**Dataset records on visual material**.
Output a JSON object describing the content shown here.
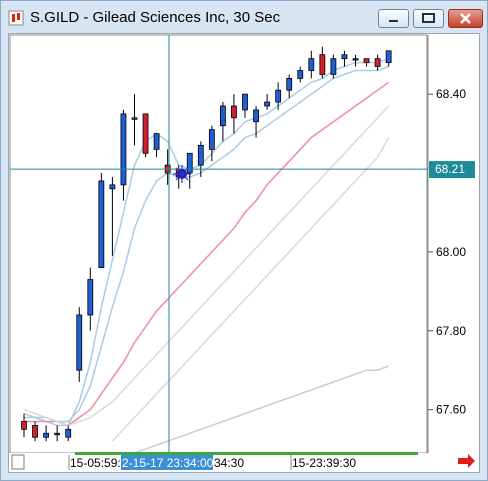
{
  "window": {
    "title": "S.GILD - Gilead Sciences Inc, 30 Sec",
    "icon": "app-chart-icon",
    "buttons": [
      "minimize",
      "maximize",
      "close"
    ]
  },
  "chart_data": {
    "type": "candlestick",
    "title": "S.GILD - Gilead Sciences Inc, 30 Sec",
    "ylim": [
      67.49,
      68.55
    ],
    "y_ticks": [
      "68.40",
      "68.00",
      "67.80",
      "67.60"
    ],
    "y_tick_values": [
      68.4,
      68.0,
      67.8,
      67.6
    ],
    "current_price_label": "68.21",
    "current_price": 68.21,
    "x_labels": [
      "15-05:59:",
      "2-15-17 23:34:00",
      "34:30",
      "15-23:39:30"
    ],
    "crosshair": {
      "time": "2-15-17 23:34:00",
      "price": 68.21
    },
    "candles": [
      {
        "o": 67.57,
        "h": 67.59,
        "l": 67.53,
        "c": 67.55
      },
      {
        "o": 67.56,
        "h": 67.57,
        "l": 67.52,
        "c": 67.53
      },
      {
        "o": 67.53,
        "h": 67.56,
        "l": 67.52,
        "c": 67.54
      },
      {
        "o": 67.54,
        "h": 67.56,
        "l": 67.52,
        "c": 67.54
      },
      {
        "o": 67.53,
        "h": 67.56,
        "l": 67.52,
        "c": 67.55
      },
      {
        "o": 67.7,
        "h": 67.86,
        "l": 67.67,
        "c": 67.84
      },
      {
        "o": 67.84,
        "h": 67.96,
        "l": 67.8,
        "c": 67.93
      },
      {
        "o": 67.96,
        "h": 68.2,
        "l": 67.96,
        "c": 68.18
      },
      {
        "o": 68.16,
        "h": 68.19,
        "l": 67.99,
        "c": 68.17
      },
      {
        "o": 68.17,
        "h": 68.36,
        "l": 68.13,
        "c": 68.35
      },
      {
        "o": 68.34,
        "h": 68.4,
        "l": 68.27,
        "c": 68.34
      },
      {
        "o": 68.35,
        "h": 68.35,
        "l": 68.24,
        "c": 68.25
      },
      {
        "o": 68.26,
        "h": 68.3,
        "l": 68.24,
        "c": 68.3
      },
      {
        "o": 68.22,
        "h": 68.26,
        "l": 68.17,
        "c": 68.2
      },
      {
        "o": 68.21,
        "h": 68.22,
        "l": 68.16,
        "c": 68.19
      },
      {
        "o": 68.2,
        "h": 68.25,
        "l": 68.16,
        "c": 68.25
      },
      {
        "o": 68.22,
        "h": 68.28,
        "l": 68.19,
        "c": 68.27
      },
      {
        "o": 68.26,
        "h": 68.32,
        "l": 68.23,
        "c": 68.31
      },
      {
        "o": 68.32,
        "h": 68.38,
        "l": 68.28,
        "c": 68.37
      },
      {
        "o": 68.37,
        "h": 68.4,
        "l": 68.3,
        "c": 68.34
      },
      {
        "o": 68.36,
        "h": 68.4,
        "l": 68.34,
        "c": 68.4
      },
      {
        "o": 68.33,
        "h": 68.37,
        "l": 68.29,
        "c": 68.36
      },
      {
        "o": 68.37,
        "h": 68.4,
        "l": 68.36,
        "c": 68.38
      },
      {
        "o": 68.38,
        "h": 68.43,
        "l": 68.36,
        "c": 68.41
      },
      {
        "o": 68.41,
        "h": 68.45,
        "l": 68.39,
        "c": 68.44
      },
      {
        "o": 68.44,
        "h": 68.47,
        "l": 68.43,
        "c": 68.46
      },
      {
        "o": 68.46,
        "h": 68.51,
        "l": 68.44,
        "c": 68.49
      },
      {
        "o": 68.5,
        "h": 68.52,
        "l": 68.44,
        "c": 68.45
      },
      {
        "o": 68.45,
        "h": 68.5,
        "l": 68.44,
        "c": 68.49
      },
      {
        "o": 68.49,
        "h": 68.51,
        "l": 68.47,
        "c": 68.5
      },
      {
        "o": 68.49,
        "h": 68.5,
        "l": 68.47,
        "c": 68.49
      },
      {
        "o": 68.49,
        "h": 68.49,
        "l": 68.47,
        "c": 68.48
      },
      {
        "o": 68.49,
        "h": 68.5,
        "l": 68.46,
        "c": 68.47
      },
      {
        "o": 68.48,
        "h": 68.51,
        "l": 68.47,
        "c": 68.51
      }
    ],
    "series": [
      {
        "color": "#a9cce8",
        "values": [
          67.59,
          67.58,
          67.57,
          67.56,
          67.56,
          67.62,
          67.72,
          67.86,
          67.98,
          68.1,
          68.22,
          68.28,
          68.3,
          68.28,
          68.22,
          68.21,
          68.22,
          68.25,
          68.28,
          68.3,
          68.33,
          68.34,
          68.35,
          68.37,
          68.39,
          68.41,
          68.43,
          68.44,
          68.46,
          68.47,
          68.48,
          68.48,
          68.48,
          68.49
        ]
      },
      {
        "color": "#a9cce8",
        "values": [
          67.58,
          67.58,
          67.58,
          67.57,
          67.57,
          67.6,
          67.66,
          67.76,
          67.86,
          67.95,
          68.06,
          68.13,
          68.18,
          68.2,
          68.19,
          68.19,
          68.2,
          68.22,
          68.24,
          68.26,
          68.29,
          68.3,
          68.32,
          68.34,
          68.36,
          68.38,
          68.4,
          68.42,
          68.44,
          68.45,
          68.46,
          68.46,
          68.46,
          68.47
        ]
      },
      {
        "color": "#f08aa6",
        "values": [
          67.57,
          67.57,
          67.57,
          67.57,
          67.56,
          67.58,
          67.6,
          67.64,
          67.68,
          67.72,
          67.77,
          67.81,
          67.85,
          67.88,
          67.91,
          67.94,
          67.97,
          68.0,
          68.03,
          68.06,
          68.1,
          68.13,
          68.17,
          68.2,
          68.23,
          68.26,
          68.29,
          68.31,
          68.33,
          68.35,
          68.37,
          68.39,
          68.41,
          68.43
        ]
      },
      {
        "color": "#d9d9d9",
        "values": [
          67.6,
          67.59,
          67.58,
          67.57,
          67.56,
          67.57,
          67.58,
          67.6,
          67.62,
          67.65,
          67.68,
          67.71,
          67.74,
          67.77,
          67.8,
          67.83,
          67.86,
          67.89,
          67.92,
          67.95,
          67.98,
          68.01,
          68.04,
          68.07,
          68.1,
          68.13,
          68.16,
          68.19,
          68.22,
          68.25,
          68.28,
          68.31,
          68.34,
          68.37
        ]
      },
      {
        "color": "#d9d9d9",
        "values": [
          null,
          null,
          null,
          null,
          null,
          null,
          null,
          null,
          67.52,
          67.55,
          67.58,
          67.61,
          67.64,
          67.67,
          67.7,
          67.73,
          67.76,
          67.79,
          67.82,
          67.85,
          67.88,
          67.91,
          67.94,
          67.97,
          68.0,
          68.03,
          68.06,
          68.09,
          68.12,
          68.15,
          68.18,
          68.21,
          68.24,
          68.29
        ]
      },
      {
        "color": "#cccccc",
        "values": [
          null,
          null,
          null,
          null,
          null,
          null,
          null,
          null,
          null,
          null,
          67.49,
          67.5,
          67.51,
          67.52,
          67.53,
          67.54,
          67.55,
          67.56,
          67.57,
          67.58,
          67.59,
          67.6,
          67.61,
          67.62,
          67.63,
          67.64,
          67.65,
          67.66,
          67.67,
          67.68,
          67.69,
          67.7,
          67.7,
          67.71
        ]
      }
    ]
  }
}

**Written exercise**. Reproduce the full material exactly, excluding the pictures.

**Answer to the task**.
Output a JSON object describing the content shown here.
{
  "window": {
    "title": "S.GILD - Gilead Sciences Inc, 30 Sec",
    "icon": "app-chart-icon",
    "buttons": [
      "minimize",
      "maximize",
      "close"
    ]
  },
  "chart_data": {
    "type": "candlestick",
    "title": "S.GILD - Gilead Sciences Inc, 30 Sec",
    "ylim": [
      67.49,
      68.55
    ],
    "y_ticks": [
      "68.40",
      "68.00",
      "67.80",
      "67.60"
    ],
    "y_tick_values": [
      68.4,
      68.0,
      67.8,
      67.6
    ],
    "current_price_label": "68.21",
    "current_price": 68.21,
    "x_labels": [
      "15-05:59:",
      "2-15-17 23:34:00",
      "34:30",
      "15-23:39:30"
    ],
    "crosshair": {
      "time": "2-15-17 23:34:00",
      "price": 68.21
    },
    "candles": [
      {
        "o": 67.57,
        "h": 67.59,
        "l": 67.53,
        "c": 67.55
      },
      {
        "o": 67.56,
        "h": 67.57,
        "l": 67.52,
        "c": 67.53
      },
      {
        "o": 67.53,
        "h": 67.56,
        "l": 67.52,
        "c": 67.54
      },
      {
        "o": 67.54,
        "h": 67.56,
        "l": 67.52,
        "c": 67.54
      },
      {
        "o": 67.53,
        "h": 67.56,
        "l": 67.52,
        "c": 67.55
      },
      {
        "o": 67.7,
        "h": 67.86,
        "l": 67.67,
        "c": 67.84
      },
      {
        "o": 67.84,
        "h": 67.96,
        "l": 67.8,
        "c": 67.93
      },
      {
        "o": 67.96,
        "h": 68.2,
        "l": 67.96,
        "c": 68.18
      },
      {
        "o": 68.16,
        "h": 68.19,
        "l": 67.99,
        "c": 68.17
      },
      {
        "o": 68.17,
        "h": 68.36,
        "l": 68.13,
        "c": 68.35
      },
      {
        "o": 68.34,
        "h": 68.4,
        "l": 68.27,
        "c": 68.34
      },
      {
        "o": 68.35,
        "h": 68.35,
        "l": 68.24,
        "c": 68.25
      },
      {
        "o": 68.26,
        "h": 68.3,
        "l": 68.24,
        "c": 68.3
      },
      {
        "o": 68.22,
        "h": 68.26,
        "l": 68.17,
        "c": 68.2
      },
      {
        "o": 68.21,
        "h": 68.22,
        "l": 68.16,
        "c": 68.19
      },
      {
        "o": 68.2,
        "h": 68.25,
        "l": 68.16,
        "c": 68.25
      },
      {
        "o": 68.22,
        "h": 68.28,
        "l": 68.19,
        "c": 68.27
      },
      {
        "o": 68.26,
        "h": 68.32,
        "l": 68.23,
        "c": 68.31
      },
      {
        "o": 68.32,
        "h": 68.38,
        "l": 68.28,
        "c": 68.37
      },
      {
        "o": 68.37,
        "h": 68.4,
        "l": 68.3,
        "c": 68.34
      },
      {
        "o": 68.36,
        "h": 68.4,
        "l": 68.34,
        "c": 68.4
      },
      {
        "o": 68.33,
        "h": 68.37,
        "l": 68.29,
        "c": 68.36
      },
      {
        "o": 68.37,
        "h": 68.4,
        "l": 68.36,
        "c": 68.38
      },
      {
        "o": 68.38,
        "h": 68.43,
        "l": 68.36,
        "c": 68.41
      },
      {
        "o": 68.41,
        "h": 68.45,
        "l": 68.39,
        "c": 68.44
      },
      {
        "o": 68.44,
        "h": 68.47,
        "l": 68.43,
        "c": 68.46
      },
      {
        "o": 68.46,
        "h": 68.51,
        "l": 68.44,
        "c": 68.49
      },
      {
        "o": 68.5,
        "h": 68.52,
        "l": 68.44,
        "c": 68.45
      },
      {
        "o": 68.45,
        "h": 68.5,
        "l": 68.44,
        "c": 68.49
      },
      {
        "o": 68.49,
        "h": 68.51,
        "l": 68.47,
        "c": 68.5
      },
      {
        "o": 68.49,
        "h": 68.5,
        "l": 68.47,
        "c": 68.49
      },
      {
        "o": 68.49,
        "h": 68.49,
        "l": 68.47,
        "c": 68.48
      },
      {
        "o": 68.49,
        "h": 68.5,
        "l": 68.46,
        "c": 68.47
      },
      {
        "o": 68.48,
        "h": 68.51,
        "l": 68.47,
        "c": 68.51
      }
    ],
    "series": [
      {
        "color": "#a9cce8",
        "values": [
          67.59,
          67.58,
          67.57,
          67.56,
          67.56,
          67.62,
          67.72,
          67.86,
          67.98,
          68.1,
          68.22,
          68.28,
          68.3,
          68.28,
          68.22,
          68.21,
          68.22,
          68.25,
          68.28,
          68.3,
          68.33,
          68.34,
          68.35,
          68.37,
          68.39,
          68.41,
          68.43,
          68.44,
          68.46,
          68.47,
          68.48,
          68.48,
          68.48,
          68.49
        ]
      },
      {
        "color": "#a9cce8",
        "values": [
          67.58,
          67.58,
          67.58,
          67.57,
          67.57,
          67.6,
          67.66,
          67.76,
          67.86,
          67.95,
          68.06,
          68.13,
          68.18,
          68.2,
          68.19,
          68.19,
          68.2,
          68.22,
          68.24,
          68.26,
          68.29,
          68.3,
          68.32,
          68.34,
          68.36,
          68.38,
          68.4,
          68.42,
          68.44,
          68.45,
          68.46,
          68.46,
          68.46,
          68.47
        ]
      },
      {
        "color": "#f08aa6",
        "values": [
          67.57,
          67.57,
          67.57,
          67.57,
          67.56,
          67.58,
          67.6,
          67.64,
          67.68,
          67.72,
          67.77,
          67.81,
          67.85,
          67.88,
          67.91,
          67.94,
          67.97,
          68.0,
          68.03,
          68.06,
          68.1,
          68.13,
          68.17,
          68.2,
          68.23,
          68.26,
          68.29,
          68.31,
          68.33,
          68.35,
          68.37,
          68.39,
          68.41,
          68.43
        ]
      },
      {
        "color": "#d9d9d9",
        "values": [
          67.6,
          67.59,
          67.58,
          67.57,
          67.56,
          67.57,
          67.58,
          67.6,
          67.62,
          67.65,
          67.68,
          67.71,
          67.74,
          67.77,
          67.8,
          67.83,
          67.86,
          67.89,
          67.92,
          67.95,
          67.98,
          68.01,
          68.04,
          68.07,
          68.1,
          68.13,
          68.16,
          68.19,
          68.22,
          68.25,
          68.28,
          68.31,
          68.34,
          68.37
        ]
      },
      {
        "color": "#d9d9d9",
        "values": [
          null,
          null,
          null,
          null,
          null,
          null,
          null,
          null,
          67.52,
          67.55,
          67.58,
          67.61,
          67.64,
          67.67,
          67.7,
          67.73,
          67.76,
          67.79,
          67.82,
          67.85,
          67.88,
          67.91,
          67.94,
          67.97,
          68.0,
          68.03,
          68.06,
          68.09,
          68.12,
          68.15,
          68.18,
          68.21,
          68.24,
          68.29
        ]
      },
      {
        "color": "#cccccc",
        "values": [
          null,
          null,
          null,
          null,
          null,
          null,
          null,
          null,
          null,
          null,
          67.49,
          67.5,
          67.51,
          67.52,
          67.53,
          67.54,
          67.55,
          67.56,
          67.57,
          67.58,
          67.59,
          67.6,
          67.61,
          67.62,
          67.63,
          67.64,
          67.65,
          67.66,
          67.67,
          67.68,
          67.69,
          67.7,
          67.7,
          67.71
        ]
      }
    ]
  }
}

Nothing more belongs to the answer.